[Entries from a dataset]
►
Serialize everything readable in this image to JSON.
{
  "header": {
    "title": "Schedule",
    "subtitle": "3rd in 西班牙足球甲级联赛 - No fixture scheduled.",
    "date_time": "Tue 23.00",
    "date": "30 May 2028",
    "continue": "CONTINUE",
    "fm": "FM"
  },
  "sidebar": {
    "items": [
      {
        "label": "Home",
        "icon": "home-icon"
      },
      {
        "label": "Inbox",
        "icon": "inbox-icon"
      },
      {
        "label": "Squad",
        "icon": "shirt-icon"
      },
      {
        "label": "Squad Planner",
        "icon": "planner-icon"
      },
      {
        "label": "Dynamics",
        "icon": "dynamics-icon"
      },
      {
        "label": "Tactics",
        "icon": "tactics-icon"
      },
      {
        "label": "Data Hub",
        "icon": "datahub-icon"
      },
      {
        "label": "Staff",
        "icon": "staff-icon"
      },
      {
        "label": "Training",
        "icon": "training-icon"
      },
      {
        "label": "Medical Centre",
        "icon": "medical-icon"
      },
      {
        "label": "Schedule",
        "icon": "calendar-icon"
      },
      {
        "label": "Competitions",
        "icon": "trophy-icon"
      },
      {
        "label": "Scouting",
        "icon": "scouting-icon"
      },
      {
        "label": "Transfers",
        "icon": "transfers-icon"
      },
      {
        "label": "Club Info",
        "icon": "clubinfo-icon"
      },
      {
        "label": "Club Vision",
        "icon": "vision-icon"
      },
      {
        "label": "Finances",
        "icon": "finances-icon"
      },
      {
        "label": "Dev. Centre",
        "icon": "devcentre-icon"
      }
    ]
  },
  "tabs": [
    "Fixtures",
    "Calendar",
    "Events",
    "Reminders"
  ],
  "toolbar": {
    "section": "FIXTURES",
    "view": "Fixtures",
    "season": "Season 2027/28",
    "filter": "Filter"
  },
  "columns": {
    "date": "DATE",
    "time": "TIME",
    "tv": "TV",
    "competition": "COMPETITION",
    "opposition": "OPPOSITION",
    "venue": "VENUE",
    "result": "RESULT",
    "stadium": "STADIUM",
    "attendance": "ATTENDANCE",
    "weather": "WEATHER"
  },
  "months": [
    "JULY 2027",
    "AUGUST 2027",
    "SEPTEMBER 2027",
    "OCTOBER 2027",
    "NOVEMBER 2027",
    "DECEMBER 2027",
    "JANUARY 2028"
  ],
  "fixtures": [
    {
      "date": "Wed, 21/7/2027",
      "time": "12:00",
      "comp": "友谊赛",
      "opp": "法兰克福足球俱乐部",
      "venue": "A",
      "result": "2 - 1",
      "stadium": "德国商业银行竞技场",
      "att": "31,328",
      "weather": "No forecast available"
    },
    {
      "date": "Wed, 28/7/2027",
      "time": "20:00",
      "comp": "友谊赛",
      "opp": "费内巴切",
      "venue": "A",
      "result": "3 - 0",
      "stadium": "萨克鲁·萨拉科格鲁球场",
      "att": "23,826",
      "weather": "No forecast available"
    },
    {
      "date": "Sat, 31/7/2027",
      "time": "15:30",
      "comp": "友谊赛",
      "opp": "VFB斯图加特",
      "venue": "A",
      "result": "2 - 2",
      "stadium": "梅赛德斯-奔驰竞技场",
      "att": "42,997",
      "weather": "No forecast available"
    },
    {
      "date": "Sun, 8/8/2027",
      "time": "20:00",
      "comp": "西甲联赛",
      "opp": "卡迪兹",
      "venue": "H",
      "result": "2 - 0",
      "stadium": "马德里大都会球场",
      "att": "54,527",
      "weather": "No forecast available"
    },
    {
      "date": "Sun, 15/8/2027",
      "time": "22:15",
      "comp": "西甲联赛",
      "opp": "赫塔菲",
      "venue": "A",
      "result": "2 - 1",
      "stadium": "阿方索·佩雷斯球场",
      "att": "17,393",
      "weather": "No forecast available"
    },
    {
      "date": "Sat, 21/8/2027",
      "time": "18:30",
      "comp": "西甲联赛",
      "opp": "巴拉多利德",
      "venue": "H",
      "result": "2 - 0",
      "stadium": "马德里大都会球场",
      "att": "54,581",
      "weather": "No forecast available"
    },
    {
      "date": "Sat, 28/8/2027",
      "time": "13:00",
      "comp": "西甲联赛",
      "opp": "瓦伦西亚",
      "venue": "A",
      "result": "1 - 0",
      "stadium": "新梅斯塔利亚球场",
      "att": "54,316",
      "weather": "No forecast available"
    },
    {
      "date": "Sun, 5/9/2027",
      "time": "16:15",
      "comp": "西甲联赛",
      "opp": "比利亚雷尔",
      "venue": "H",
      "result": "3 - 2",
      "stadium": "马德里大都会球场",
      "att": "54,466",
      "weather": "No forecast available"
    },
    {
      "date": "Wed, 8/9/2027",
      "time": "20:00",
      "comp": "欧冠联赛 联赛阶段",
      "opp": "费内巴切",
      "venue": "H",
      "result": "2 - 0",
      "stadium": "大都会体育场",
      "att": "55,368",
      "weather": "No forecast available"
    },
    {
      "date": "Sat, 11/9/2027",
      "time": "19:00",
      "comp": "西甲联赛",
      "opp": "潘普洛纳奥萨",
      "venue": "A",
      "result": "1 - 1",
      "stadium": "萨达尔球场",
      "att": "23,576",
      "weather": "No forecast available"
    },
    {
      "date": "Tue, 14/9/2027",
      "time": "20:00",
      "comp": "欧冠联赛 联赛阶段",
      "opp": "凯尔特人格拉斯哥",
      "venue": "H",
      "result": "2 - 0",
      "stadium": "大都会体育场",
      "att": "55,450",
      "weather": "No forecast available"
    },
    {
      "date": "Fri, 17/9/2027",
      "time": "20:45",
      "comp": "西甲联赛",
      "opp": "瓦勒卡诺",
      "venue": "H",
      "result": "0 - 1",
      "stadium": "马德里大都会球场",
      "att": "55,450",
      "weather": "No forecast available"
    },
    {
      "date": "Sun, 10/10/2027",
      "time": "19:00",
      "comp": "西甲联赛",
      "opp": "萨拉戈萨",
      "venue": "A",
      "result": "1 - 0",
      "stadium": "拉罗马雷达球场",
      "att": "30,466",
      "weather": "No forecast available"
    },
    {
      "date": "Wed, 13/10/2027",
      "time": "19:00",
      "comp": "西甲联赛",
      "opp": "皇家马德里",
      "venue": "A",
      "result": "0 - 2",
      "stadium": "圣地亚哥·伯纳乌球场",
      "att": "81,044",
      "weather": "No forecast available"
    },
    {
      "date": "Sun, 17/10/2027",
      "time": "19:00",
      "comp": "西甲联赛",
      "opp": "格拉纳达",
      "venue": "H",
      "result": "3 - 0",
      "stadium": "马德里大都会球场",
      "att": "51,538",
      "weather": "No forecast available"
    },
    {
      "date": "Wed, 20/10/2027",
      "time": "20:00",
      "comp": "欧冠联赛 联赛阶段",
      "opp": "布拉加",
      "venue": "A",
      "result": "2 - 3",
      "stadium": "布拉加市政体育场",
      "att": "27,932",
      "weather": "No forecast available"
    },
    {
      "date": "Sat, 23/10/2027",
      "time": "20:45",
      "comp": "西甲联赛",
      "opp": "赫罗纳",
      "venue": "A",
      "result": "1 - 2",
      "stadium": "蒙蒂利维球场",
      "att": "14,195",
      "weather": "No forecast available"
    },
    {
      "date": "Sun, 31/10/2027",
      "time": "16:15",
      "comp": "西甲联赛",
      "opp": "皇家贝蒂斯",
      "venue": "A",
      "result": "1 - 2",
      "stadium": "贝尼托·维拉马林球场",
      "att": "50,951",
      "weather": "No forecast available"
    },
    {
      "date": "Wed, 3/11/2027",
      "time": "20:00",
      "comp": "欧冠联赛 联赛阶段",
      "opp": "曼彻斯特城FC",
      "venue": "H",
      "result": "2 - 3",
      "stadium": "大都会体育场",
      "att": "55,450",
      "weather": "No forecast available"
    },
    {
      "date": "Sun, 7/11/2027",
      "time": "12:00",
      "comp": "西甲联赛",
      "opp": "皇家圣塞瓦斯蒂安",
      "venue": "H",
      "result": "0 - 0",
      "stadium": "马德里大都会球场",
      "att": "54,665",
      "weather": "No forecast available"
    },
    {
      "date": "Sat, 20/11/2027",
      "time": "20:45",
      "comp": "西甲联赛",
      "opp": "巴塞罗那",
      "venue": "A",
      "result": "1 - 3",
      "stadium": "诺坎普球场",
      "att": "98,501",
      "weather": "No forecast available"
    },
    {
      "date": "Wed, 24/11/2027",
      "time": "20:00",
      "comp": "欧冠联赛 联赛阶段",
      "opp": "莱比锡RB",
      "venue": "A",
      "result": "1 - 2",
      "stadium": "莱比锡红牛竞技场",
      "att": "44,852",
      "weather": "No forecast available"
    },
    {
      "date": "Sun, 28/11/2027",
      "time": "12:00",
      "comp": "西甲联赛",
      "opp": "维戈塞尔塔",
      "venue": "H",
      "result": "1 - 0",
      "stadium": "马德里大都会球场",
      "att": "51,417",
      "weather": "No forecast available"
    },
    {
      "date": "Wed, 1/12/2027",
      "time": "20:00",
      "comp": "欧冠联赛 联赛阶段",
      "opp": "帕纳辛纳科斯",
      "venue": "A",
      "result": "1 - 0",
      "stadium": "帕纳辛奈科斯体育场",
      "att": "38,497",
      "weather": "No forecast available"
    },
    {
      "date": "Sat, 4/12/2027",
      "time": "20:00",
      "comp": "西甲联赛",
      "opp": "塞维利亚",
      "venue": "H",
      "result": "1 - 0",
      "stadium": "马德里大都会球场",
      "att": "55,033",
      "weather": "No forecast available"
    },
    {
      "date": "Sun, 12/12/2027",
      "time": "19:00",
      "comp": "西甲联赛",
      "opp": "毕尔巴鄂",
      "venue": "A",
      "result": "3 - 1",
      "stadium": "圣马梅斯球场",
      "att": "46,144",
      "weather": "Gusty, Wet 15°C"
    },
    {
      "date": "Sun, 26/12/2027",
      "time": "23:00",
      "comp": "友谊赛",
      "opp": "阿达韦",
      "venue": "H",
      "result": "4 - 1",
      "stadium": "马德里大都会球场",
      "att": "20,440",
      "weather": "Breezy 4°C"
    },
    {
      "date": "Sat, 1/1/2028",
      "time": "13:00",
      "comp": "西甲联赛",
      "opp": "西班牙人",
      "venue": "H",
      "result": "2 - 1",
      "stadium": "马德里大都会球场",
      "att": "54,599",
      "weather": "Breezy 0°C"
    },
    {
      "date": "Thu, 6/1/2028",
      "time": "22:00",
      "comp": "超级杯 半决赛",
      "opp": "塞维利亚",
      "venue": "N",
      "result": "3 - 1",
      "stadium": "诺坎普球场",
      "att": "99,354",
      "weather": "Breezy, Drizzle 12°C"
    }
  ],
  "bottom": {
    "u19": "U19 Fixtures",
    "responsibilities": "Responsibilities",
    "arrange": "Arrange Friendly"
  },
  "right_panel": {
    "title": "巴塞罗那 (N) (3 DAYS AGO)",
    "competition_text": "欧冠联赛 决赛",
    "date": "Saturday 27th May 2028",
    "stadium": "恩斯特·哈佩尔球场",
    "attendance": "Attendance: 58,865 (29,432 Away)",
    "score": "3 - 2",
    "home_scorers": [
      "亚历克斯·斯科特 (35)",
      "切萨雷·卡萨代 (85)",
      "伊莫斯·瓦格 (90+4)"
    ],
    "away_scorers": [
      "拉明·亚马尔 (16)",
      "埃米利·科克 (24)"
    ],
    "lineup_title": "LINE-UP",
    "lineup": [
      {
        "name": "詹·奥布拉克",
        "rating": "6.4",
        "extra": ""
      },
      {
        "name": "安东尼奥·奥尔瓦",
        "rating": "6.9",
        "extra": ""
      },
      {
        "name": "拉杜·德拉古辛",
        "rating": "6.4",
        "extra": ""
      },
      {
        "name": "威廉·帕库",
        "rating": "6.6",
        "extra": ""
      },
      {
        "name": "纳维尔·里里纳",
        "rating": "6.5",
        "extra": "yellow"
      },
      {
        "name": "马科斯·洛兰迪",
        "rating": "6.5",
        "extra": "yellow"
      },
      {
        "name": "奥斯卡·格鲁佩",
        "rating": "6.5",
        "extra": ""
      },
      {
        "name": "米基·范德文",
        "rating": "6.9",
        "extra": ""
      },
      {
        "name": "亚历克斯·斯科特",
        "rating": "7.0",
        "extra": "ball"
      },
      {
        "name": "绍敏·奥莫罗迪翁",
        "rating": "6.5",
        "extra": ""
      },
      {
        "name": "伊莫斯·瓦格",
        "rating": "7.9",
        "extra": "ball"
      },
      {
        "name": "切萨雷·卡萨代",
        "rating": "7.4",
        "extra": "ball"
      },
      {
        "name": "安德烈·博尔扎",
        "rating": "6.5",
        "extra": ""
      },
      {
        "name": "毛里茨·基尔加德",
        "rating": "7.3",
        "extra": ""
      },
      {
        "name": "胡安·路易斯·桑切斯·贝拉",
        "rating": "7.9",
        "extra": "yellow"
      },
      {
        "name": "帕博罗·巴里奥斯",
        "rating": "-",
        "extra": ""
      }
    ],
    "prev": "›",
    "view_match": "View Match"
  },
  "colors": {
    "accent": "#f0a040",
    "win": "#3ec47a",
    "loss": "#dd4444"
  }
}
◄
Job:
Find the word "Breezy" in the data and show each line that holds it.

The completed task:
      "weather": "Breezy 4°C"
      "weather": "Breezy 0°C"
      "weather": "Breezy, Drizzle 12°C"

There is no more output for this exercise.